Data to use >>
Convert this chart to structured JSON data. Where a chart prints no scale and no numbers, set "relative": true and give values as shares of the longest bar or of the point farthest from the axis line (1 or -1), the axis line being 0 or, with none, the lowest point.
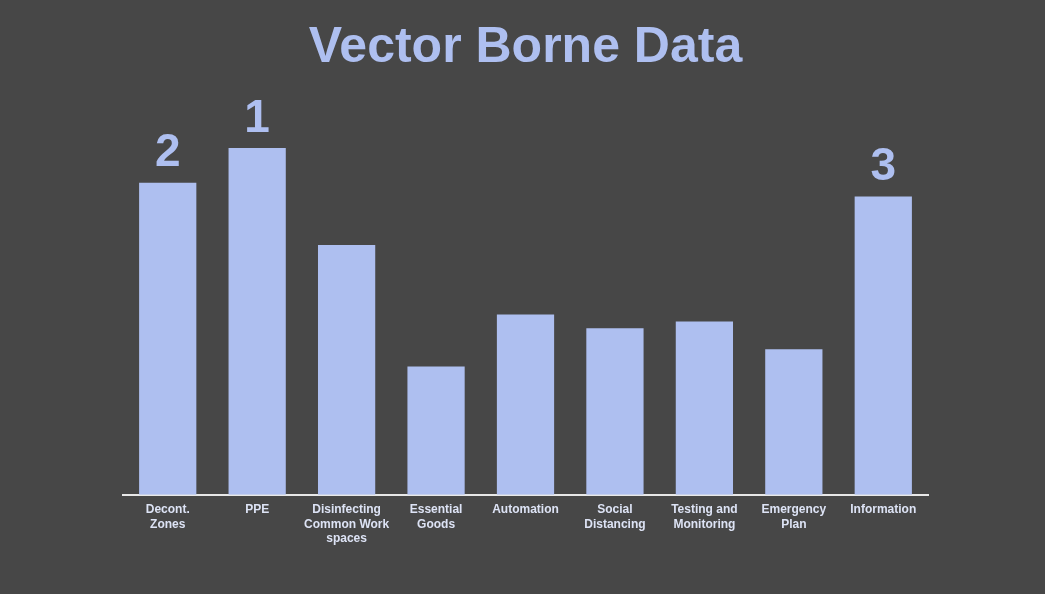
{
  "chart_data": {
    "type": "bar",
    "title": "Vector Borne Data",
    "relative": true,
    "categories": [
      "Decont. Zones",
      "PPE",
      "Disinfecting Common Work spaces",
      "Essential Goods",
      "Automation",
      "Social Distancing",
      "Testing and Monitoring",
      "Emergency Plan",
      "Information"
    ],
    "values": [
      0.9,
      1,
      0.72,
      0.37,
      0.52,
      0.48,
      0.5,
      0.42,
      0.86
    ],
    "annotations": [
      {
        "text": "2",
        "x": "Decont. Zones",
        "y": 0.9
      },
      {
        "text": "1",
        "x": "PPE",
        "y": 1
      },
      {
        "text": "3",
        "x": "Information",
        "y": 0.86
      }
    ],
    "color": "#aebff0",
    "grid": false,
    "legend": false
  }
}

What you should do >>
Quote each record exactly as it stands, minus the pictures.

The output >>
Convert this chart to structured JSON data. Where a chart prints no scale and no numbers, set "relative": true and give values as shares of the longest bar or of the point farthest from the axis line (1 or -1), the axis line being 0 or, with none, the lowest point.
{
  "chart_data": {
    "type": "bar",
    "title": "Vector Borne Data",
    "relative": true,
    "categories": [
      "Decont. Zones",
      "PPE",
      "Disinfecting Common Work spaces",
      "Essential Goods",
      "Automation",
      "Social Distancing",
      "Testing and Monitoring",
      "Emergency Plan",
      "Information"
    ],
    "values": [
      0.9,
      1,
      0.72,
      0.37,
      0.52,
      0.48,
      0.5,
      0.42,
      0.86
    ],
    "annotations": [
      {
        "text": "2",
        "x": "Decont. Zones",
        "y": 0.9
      },
      {
        "text": "1",
        "x": "PPE",
        "y": 1
      },
      {
        "text": "3",
        "x": "Information",
        "y": 0.86
      }
    ],
    "color": "#aebff0",
    "grid": false,
    "legend": false
  }
}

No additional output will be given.